> **RECORDS SHOWN**:

______________________________

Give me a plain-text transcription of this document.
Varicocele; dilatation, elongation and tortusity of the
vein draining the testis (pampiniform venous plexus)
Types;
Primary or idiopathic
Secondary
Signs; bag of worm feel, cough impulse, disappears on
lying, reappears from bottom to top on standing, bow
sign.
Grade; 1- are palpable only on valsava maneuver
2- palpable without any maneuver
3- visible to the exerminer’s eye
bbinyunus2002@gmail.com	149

______________________________

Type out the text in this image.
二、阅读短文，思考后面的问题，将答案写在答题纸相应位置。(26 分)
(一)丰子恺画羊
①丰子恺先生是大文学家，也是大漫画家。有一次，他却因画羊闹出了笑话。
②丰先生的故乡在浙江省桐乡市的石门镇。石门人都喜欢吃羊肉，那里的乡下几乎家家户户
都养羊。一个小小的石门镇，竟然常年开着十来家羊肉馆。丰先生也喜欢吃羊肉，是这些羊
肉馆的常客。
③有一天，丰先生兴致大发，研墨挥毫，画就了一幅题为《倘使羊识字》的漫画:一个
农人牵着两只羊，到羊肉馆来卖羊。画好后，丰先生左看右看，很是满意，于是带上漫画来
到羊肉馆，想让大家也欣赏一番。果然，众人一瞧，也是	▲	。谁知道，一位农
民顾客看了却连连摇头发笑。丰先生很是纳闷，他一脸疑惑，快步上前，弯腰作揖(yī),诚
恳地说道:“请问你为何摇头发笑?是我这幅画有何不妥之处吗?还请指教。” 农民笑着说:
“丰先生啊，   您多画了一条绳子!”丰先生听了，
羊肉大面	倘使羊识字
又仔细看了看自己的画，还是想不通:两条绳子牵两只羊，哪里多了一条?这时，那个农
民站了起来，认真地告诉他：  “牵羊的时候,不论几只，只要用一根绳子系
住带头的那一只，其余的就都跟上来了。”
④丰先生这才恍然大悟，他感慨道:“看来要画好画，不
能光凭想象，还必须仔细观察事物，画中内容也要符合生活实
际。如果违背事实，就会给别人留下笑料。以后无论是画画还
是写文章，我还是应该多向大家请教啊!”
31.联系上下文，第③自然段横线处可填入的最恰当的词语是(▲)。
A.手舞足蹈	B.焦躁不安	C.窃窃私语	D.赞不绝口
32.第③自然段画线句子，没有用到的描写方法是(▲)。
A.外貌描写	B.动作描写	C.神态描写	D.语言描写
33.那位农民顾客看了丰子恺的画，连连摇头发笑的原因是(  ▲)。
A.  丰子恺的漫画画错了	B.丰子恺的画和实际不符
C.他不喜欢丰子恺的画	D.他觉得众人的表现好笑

______________________________

> **WHAT TO DO**: In the entries above, locate every line with the word "this" and copy it.

> **ANSWER FOR THE TASK**:
Give me a plain-text transcription of this document.
Type out the text in this image.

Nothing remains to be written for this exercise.